++++ PROVIDED MATERIAL ++++

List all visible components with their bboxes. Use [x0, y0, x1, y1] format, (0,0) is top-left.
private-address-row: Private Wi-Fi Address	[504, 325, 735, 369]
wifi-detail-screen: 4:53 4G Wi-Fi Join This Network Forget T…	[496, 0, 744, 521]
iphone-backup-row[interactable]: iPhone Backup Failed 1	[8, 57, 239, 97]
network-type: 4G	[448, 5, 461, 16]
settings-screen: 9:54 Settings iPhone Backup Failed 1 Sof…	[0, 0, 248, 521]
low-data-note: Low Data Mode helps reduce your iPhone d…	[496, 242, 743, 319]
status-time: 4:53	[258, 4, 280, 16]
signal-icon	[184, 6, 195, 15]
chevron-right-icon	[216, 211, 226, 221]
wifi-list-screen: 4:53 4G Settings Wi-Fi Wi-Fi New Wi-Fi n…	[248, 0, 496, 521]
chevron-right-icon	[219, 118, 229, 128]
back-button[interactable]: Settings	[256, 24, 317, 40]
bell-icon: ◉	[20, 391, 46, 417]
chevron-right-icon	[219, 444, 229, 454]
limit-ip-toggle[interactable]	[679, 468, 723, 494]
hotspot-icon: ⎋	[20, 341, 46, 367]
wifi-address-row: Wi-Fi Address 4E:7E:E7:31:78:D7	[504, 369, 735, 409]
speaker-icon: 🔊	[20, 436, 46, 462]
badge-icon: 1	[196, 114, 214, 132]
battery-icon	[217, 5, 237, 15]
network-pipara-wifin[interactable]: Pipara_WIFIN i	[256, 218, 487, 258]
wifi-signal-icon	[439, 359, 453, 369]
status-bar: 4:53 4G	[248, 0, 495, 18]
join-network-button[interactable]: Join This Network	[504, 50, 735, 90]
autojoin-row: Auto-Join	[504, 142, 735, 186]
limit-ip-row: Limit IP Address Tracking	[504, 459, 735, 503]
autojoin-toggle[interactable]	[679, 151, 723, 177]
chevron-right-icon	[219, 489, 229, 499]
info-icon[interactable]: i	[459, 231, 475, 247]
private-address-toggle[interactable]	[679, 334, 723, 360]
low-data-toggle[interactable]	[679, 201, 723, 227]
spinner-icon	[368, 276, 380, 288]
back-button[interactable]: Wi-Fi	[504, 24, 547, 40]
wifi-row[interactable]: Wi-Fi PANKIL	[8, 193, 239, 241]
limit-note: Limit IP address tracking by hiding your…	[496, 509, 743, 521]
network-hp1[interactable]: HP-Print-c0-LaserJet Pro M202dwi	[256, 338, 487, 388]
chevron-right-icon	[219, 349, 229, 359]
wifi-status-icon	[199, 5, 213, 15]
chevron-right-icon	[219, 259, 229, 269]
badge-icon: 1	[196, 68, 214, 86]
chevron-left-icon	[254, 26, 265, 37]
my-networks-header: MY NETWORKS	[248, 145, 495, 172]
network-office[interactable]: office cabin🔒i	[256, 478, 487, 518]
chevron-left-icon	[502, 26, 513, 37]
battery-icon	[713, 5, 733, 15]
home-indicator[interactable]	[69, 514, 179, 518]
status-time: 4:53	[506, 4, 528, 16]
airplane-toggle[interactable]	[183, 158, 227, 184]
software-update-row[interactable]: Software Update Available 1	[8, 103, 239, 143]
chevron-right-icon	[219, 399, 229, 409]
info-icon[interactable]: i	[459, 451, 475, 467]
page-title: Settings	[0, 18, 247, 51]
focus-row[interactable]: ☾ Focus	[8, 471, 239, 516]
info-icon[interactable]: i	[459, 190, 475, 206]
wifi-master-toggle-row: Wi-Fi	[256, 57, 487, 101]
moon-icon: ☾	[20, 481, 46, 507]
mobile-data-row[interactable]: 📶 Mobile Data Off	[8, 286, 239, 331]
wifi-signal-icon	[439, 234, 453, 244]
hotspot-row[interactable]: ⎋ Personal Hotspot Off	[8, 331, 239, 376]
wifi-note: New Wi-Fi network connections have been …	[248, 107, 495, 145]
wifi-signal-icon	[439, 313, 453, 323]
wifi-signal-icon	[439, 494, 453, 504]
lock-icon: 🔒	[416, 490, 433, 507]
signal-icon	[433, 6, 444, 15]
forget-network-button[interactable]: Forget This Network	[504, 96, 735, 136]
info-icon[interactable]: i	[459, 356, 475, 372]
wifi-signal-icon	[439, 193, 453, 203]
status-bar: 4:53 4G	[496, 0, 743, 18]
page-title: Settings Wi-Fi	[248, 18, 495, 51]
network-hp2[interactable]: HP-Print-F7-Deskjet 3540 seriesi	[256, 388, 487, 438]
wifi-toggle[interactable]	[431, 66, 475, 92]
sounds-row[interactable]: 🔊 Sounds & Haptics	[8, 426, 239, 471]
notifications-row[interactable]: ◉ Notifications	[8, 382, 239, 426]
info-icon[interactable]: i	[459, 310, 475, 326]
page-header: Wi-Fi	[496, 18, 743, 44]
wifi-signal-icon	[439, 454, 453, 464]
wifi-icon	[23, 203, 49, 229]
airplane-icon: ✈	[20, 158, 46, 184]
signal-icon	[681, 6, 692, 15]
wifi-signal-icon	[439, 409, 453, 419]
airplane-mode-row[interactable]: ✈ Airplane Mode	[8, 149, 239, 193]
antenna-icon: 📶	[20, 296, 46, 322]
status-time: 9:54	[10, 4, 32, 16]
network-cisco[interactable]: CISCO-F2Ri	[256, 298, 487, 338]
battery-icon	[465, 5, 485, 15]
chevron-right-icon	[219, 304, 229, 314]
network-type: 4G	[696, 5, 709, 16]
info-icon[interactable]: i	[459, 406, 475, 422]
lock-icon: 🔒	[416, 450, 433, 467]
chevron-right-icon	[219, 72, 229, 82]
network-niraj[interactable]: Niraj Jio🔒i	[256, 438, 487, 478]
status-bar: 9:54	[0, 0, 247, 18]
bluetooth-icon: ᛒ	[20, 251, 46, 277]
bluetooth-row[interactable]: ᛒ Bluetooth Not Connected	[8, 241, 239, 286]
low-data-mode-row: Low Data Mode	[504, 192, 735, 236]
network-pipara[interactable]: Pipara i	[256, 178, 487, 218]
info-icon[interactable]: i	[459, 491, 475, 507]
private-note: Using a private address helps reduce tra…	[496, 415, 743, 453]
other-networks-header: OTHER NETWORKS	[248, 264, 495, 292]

++++

WHAT IS BEING ASKED
Output every line of the data above verbatim, without changing, adding, or omitting anything.

EXERCISE RESULT
List all visible components with their bboxes. Use [x0, y0, x1, y1] format, (0,0) is top-left.
private-address-row: Private Wi-Fi Address	[504, 325, 735, 369]
wifi-detail-screen: 4:53 4G Wi-Fi Join This Network Forget T…	[496, 0, 744, 521]
iphone-backup-row[interactable]: iPhone Backup Failed 1	[8, 57, 239, 97]
network-type: 4G	[448, 5, 461, 16]
settings-screen: 9:54 Settings iPhone Backup Failed 1 Sof…	[0, 0, 248, 521]
low-data-note: Low Data Mode helps reduce your iPhone d…	[496, 242, 743, 319]
status-time: 4:53	[258, 4, 280, 16]
signal-icon	[184, 6, 195, 15]
chevron-right-icon	[216, 211, 226, 221]
wifi-list-screen: 4:53 4G Settings Wi-Fi Wi-Fi New Wi-Fi n…	[248, 0, 496, 521]
chevron-right-icon	[219, 118, 229, 128]
back-button[interactable]: Settings	[256, 24, 317, 40]
bell-icon: ◉	[20, 391, 46, 417]
chevron-right-icon	[219, 444, 229, 454]
limit-ip-toggle[interactable]	[679, 468, 723, 494]
hotspot-icon: ⎋	[20, 341, 46, 367]
wifi-address-row: Wi-Fi Address 4E:7E:E7:31:78:D7	[504, 369, 735, 409]
speaker-icon: 🔊	[20, 436, 46, 462]
badge-icon: 1	[196, 114, 214, 132]
battery-icon	[217, 5, 237, 15]
network-pipara-wifin[interactable]: Pipara_WIFIN i	[256, 218, 487, 258]
wifi-signal-icon	[439, 359, 453, 369]
status-bar: 4:53 4G	[248, 0, 495, 18]
join-network-button[interactable]: Join This Network	[504, 50, 735, 90]
autojoin-row: Auto-Join	[504, 142, 735, 186]
limit-ip-row: Limit IP Address Tracking	[504, 459, 735, 503]
autojoin-toggle[interactable]	[679, 151, 723, 177]
chevron-right-icon	[219, 489, 229, 499]
info-icon[interactable]: i	[459, 231, 475, 247]
private-address-toggle[interactable]	[679, 334, 723, 360]
low-data-toggle[interactable]	[679, 201, 723, 227]
spinner-icon	[368, 276, 380, 288]
back-button[interactable]: Wi-Fi	[504, 24, 547, 40]
wifi-row[interactable]: Wi-Fi PANKIL	[8, 193, 239, 241]
limit-note: Limit IP address tracking by hiding your…	[496, 509, 743, 521]
network-hp1[interactable]: HP-Print-c0-LaserJet Pro M202dwi	[256, 338, 487, 388]
chevron-right-icon	[219, 349, 229, 359]
wifi-status-icon	[199, 5, 213, 15]
chevron-right-icon	[219, 259, 229, 269]
badge-icon: 1	[196, 68, 214, 86]
chevron-left-icon	[254, 26, 265, 37]
my-networks-header: MY NETWORKS	[248, 145, 495, 172]
network-office[interactable]: office cabin🔒i	[256, 478, 487, 518]
chevron-left-icon	[502, 26, 513, 37]
battery-icon	[713, 5, 733, 15]
home-indicator[interactable]	[69, 514, 179, 518]
status-time: 4:53	[506, 4, 528, 16]
airplane-toggle[interactable]	[183, 158, 227, 184]
software-update-row[interactable]: Software Update Available 1	[8, 103, 239, 143]
chevron-right-icon	[219, 399, 229, 409]
info-icon[interactable]: i	[459, 451, 475, 467]
page-title: Settings	[0, 18, 247, 51]
focus-row[interactable]: ☾ Focus	[8, 471, 239, 516]
info-icon[interactable]: i	[459, 190, 475, 206]
wifi-master-toggle-row: Wi-Fi	[256, 57, 487, 101]
moon-icon: ☾	[20, 481, 46, 507]
mobile-data-row[interactable]: 📶 Mobile Data Off	[8, 286, 239, 331]
wifi-signal-icon	[439, 234, 453, 244]
hotspot-row[interactable]: ⎋ Personal Hotspot Off	[8, 331, 239, 376]
wifi-note: New Wi-Fi network connections have been …	[248, 107, 495, 145]
wifi-signal-icon	[439, 313, 453, 323]
wifi-signal-icon	[439, 494, 453, 504]
lock-icon: 🔒	[416, 490, 433, 507]
signal-icon	[433, 6, 444, 15]
forget-network-button[interactable]: Forget This Network	[504, 96, 735, 136]
info-icon[interactable]: i	[459, 356, 475, 372]
wifi-signal-icon	[439, 193, 453, 203]
status-bar: 4:53 4G	[496, 0, 743, 18]
page-title: Settings Wi-Fi	[248, 18, 495, 51]
network-hp2[interactable]: HP-Print-F7-Deskjet 3540 seriesi	[256, 388, 487, 438]
wifi-toggle[interactable]	[431, 66, 475, 92]
sounds-row[interactable]: 🔊 Sounds & Haptics	[8, 426, 239, 471]
notifications-row[interactable]: ◉ Notifications	[8, 382, 239, 426]
info-icon[interactable]: i	[459, 310, 475, 326]
page-header: Wi-Fi	[496, 18, 743, 44]
wifi-signal-icon	[439, 454, 453, 464]
wifi-icon	[23, 203, 49, 229]
airplane-icon: ✈	[20, 158, 46, 184]
signal-icon	[681, 6, 692, 15]
wifi-signal-icon	[439, 409, 453, 419]
airplane-mode-row[interactable]: ✈ Airplane Mode	[8, 149, 239, 193]
antenna-icon: 📶	[20, 296, 46, 322]
status-time: 9:54	[10, 4, 32, 16]
network-cisco[interactable]: CISCO-F2Ri	[256, 298, 487, 338]
battery-icon	[465, 5, 485, 15]
chevron-right-icon	[219, 304, 229, 314]
network-type: 4G	[696, 5, 709, 16]
info-icon[interactable]: i	[459, 406, 475, 422]
lock-icon: 🔒	[416, 450, 433, 467]
chevron-right-icon	[219, 72, 229, 82]
network-niraj[interactable]: Niraj Jio🔒i	[256, 438, 487, 478]
status-bar: 9:54	[0, 0, 247, 18]
bluetooth-icon: ᛒ	[20, 251, 46, 277]
bluetooth-row[interactable]: ᛒ Bluetooth Not Connected	[8, 241, 239, 286]
low-data-mode-row: Low Data Mode	[504, 192, 735, 236]
network-pipara[interactable]: Pipara i	[256, 178, 487, 218]
info-icon[interactable]: i	[459, 491, 475, 507]
private-note: Using a private address helps reduce tra…	[496, 415, 743, 453]
other-networks-header: OTHER NETWORKS	[248, 264, 495, 292]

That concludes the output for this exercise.